-- start of Data listing --
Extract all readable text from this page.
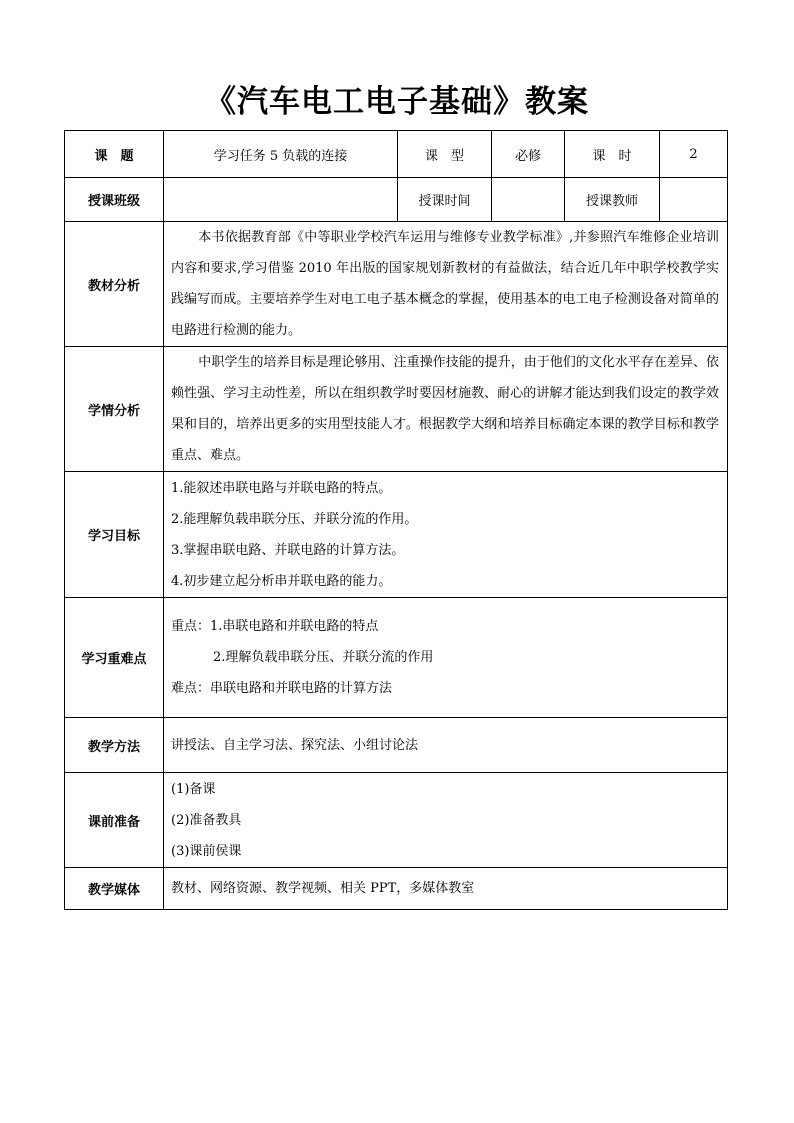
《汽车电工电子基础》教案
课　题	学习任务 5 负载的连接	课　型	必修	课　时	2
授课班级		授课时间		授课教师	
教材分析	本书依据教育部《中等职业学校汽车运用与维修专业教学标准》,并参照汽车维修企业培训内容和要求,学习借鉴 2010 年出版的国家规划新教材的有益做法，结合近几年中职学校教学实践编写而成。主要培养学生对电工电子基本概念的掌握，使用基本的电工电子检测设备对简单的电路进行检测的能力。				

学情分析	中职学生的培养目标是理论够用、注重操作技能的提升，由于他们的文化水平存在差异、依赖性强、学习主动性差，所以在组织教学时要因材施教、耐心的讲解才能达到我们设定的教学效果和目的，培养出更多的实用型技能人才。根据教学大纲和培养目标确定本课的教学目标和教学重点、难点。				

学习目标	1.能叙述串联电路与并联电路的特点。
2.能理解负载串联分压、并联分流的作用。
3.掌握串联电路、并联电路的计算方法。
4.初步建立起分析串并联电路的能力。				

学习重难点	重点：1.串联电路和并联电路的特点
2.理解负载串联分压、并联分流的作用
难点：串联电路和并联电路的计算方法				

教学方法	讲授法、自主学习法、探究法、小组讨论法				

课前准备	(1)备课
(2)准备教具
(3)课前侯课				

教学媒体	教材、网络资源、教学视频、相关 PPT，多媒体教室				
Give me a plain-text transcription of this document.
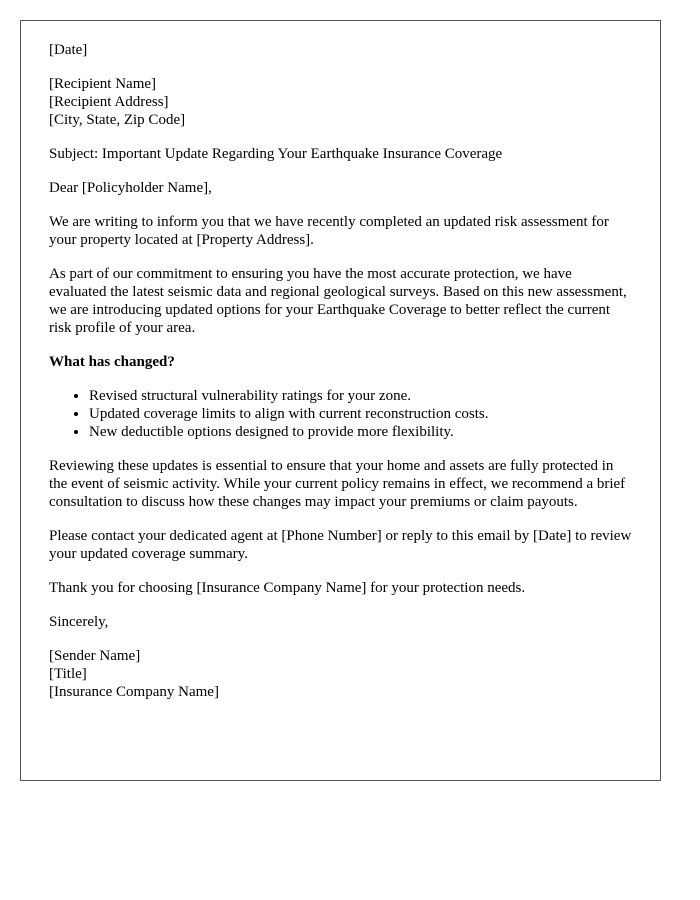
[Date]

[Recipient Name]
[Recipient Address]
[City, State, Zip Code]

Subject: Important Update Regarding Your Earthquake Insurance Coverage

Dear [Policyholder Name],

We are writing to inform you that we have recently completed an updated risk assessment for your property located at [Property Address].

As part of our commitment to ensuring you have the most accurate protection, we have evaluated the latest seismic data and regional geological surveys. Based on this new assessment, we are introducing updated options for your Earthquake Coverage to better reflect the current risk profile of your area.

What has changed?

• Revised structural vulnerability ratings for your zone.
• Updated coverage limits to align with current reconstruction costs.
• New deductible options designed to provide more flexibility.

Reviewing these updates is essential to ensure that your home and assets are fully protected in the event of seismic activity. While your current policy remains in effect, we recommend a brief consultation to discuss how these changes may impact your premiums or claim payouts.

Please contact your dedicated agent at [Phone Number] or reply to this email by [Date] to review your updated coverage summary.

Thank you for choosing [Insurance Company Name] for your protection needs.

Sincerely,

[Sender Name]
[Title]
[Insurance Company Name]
-- end of Data listing --
#### Problem statement
Extract all lines from the data in which "Address" is found.

#### Final answer
[Recipient Address]
We are writing to inform you that we have recently completed an updated risk assessment for your property located at [Property Address].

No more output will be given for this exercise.